(Some records)
..............................
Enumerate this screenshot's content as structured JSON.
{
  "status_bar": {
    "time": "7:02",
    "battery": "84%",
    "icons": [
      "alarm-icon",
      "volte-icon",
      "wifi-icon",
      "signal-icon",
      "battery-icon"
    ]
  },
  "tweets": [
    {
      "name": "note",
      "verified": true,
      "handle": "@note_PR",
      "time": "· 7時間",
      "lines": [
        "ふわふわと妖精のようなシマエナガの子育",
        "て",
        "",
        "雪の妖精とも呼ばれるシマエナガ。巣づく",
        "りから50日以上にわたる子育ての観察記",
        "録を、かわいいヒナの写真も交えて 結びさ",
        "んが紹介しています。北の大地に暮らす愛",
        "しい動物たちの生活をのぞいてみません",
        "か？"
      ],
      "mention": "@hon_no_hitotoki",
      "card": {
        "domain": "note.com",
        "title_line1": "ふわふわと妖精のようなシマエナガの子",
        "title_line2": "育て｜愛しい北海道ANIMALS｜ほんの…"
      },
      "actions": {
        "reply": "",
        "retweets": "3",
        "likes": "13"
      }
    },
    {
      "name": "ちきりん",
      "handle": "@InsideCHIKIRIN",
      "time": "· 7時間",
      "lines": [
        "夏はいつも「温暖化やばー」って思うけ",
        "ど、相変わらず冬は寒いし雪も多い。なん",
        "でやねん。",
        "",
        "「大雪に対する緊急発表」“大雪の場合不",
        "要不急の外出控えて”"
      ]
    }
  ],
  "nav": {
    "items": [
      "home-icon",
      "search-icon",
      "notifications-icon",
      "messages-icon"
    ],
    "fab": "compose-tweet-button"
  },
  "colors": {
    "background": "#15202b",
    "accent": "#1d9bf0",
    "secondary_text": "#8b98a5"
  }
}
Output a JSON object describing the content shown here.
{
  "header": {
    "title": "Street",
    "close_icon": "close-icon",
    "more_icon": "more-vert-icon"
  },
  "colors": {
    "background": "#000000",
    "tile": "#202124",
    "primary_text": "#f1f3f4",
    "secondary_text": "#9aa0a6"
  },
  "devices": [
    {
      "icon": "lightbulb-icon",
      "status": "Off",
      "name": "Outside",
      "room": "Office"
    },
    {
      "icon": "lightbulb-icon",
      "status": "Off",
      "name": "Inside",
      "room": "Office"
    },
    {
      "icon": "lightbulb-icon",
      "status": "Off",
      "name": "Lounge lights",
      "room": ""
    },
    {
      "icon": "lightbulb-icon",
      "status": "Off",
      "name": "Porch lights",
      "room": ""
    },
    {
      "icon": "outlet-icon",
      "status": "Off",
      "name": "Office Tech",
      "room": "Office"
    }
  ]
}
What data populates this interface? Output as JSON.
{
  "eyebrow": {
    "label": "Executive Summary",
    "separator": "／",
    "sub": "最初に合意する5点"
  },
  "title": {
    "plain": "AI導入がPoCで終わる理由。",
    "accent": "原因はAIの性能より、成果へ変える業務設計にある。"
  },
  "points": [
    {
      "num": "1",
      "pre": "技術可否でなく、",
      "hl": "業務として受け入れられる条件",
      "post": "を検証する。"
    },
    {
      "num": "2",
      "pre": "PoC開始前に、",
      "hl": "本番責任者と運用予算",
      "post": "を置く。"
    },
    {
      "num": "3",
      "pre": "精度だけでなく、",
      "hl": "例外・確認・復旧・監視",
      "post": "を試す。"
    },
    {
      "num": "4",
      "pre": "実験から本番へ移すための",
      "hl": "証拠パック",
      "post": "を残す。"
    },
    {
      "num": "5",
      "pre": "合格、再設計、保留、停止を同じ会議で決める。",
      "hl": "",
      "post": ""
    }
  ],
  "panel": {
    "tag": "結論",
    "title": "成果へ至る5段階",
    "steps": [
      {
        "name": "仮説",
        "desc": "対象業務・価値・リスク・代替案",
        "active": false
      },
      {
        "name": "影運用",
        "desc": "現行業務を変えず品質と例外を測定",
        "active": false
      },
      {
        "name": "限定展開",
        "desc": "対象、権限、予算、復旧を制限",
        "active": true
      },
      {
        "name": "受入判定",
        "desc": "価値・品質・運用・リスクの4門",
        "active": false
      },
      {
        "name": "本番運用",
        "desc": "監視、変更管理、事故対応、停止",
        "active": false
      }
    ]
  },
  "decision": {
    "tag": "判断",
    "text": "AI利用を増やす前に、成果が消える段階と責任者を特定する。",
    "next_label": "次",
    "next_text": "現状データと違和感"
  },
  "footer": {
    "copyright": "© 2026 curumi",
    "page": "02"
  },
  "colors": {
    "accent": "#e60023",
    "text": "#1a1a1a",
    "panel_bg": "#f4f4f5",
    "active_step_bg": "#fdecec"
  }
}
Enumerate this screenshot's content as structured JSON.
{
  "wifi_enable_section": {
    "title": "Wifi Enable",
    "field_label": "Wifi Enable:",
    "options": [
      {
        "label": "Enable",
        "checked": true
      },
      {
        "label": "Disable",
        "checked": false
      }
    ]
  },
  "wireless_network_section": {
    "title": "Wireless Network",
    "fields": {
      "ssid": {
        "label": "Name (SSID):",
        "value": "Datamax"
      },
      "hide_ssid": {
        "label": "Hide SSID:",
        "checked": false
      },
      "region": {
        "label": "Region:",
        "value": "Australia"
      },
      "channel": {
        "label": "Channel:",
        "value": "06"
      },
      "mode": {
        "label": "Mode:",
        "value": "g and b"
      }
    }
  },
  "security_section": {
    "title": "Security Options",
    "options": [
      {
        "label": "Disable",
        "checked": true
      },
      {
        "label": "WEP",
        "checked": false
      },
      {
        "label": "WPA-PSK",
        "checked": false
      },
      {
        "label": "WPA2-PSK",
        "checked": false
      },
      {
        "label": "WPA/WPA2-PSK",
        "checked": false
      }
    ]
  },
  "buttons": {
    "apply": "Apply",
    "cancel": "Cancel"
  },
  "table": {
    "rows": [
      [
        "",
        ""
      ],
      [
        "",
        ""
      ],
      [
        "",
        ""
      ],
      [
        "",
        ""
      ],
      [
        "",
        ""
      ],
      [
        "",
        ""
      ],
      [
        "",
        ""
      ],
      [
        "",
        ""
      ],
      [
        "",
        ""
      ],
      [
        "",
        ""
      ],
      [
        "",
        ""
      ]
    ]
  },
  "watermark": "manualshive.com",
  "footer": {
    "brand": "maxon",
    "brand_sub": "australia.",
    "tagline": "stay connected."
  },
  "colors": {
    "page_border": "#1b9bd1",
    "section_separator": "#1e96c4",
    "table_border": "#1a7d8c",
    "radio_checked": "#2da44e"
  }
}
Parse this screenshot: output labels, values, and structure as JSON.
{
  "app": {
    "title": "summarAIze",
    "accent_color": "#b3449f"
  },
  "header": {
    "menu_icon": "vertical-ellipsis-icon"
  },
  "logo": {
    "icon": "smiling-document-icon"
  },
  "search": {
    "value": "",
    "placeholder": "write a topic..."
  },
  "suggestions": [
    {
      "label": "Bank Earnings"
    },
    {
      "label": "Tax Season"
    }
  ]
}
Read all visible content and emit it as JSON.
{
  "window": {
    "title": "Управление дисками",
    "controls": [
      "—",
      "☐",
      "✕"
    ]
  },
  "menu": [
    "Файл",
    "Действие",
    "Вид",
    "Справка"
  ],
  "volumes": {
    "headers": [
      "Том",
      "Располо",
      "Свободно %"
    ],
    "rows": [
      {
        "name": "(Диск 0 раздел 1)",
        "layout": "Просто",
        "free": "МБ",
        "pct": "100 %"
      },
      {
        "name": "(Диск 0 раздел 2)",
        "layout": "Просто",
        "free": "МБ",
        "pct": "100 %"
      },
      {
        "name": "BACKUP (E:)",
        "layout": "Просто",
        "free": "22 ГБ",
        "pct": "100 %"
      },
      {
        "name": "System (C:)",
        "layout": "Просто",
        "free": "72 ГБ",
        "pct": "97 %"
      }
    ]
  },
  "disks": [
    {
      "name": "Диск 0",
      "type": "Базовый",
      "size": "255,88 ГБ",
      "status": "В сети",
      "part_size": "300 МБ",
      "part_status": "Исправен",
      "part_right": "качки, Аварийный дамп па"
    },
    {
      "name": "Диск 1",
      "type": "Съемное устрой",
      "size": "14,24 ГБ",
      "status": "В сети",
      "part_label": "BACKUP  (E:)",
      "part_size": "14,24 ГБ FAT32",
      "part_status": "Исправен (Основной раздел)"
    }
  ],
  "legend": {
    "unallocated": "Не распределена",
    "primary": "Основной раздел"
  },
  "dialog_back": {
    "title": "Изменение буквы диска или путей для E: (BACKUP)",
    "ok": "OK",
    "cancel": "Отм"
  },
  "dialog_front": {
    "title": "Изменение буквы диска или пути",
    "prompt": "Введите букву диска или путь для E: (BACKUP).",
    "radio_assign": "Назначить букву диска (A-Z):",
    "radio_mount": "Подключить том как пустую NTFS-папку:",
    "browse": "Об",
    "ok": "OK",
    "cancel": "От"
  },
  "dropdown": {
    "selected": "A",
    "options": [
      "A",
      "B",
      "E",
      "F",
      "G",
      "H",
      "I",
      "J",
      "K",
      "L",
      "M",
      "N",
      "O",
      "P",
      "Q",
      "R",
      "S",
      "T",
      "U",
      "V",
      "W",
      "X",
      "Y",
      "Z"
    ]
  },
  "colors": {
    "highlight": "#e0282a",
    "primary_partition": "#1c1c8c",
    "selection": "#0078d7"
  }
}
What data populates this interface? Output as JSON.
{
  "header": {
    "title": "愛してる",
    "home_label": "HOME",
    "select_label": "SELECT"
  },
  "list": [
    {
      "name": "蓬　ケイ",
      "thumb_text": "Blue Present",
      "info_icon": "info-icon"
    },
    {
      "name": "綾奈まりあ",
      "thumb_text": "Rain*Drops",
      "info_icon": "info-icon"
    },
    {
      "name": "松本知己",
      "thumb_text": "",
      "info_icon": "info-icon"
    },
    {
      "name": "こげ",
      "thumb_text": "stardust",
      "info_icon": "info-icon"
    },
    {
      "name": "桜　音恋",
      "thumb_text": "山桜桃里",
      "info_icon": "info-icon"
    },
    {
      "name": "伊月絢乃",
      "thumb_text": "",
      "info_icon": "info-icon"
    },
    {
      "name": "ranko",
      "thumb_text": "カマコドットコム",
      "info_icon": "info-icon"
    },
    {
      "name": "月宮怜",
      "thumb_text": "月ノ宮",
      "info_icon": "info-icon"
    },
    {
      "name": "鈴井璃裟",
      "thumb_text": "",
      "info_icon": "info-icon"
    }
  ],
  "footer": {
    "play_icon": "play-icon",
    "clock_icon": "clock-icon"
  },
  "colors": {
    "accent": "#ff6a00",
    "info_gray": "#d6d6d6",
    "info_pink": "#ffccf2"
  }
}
..............................
### [What you need to do]
Scan the data above; copy every line where "background" appears.

### [Response]
    "background": "#15202b",
    "background": "#000000",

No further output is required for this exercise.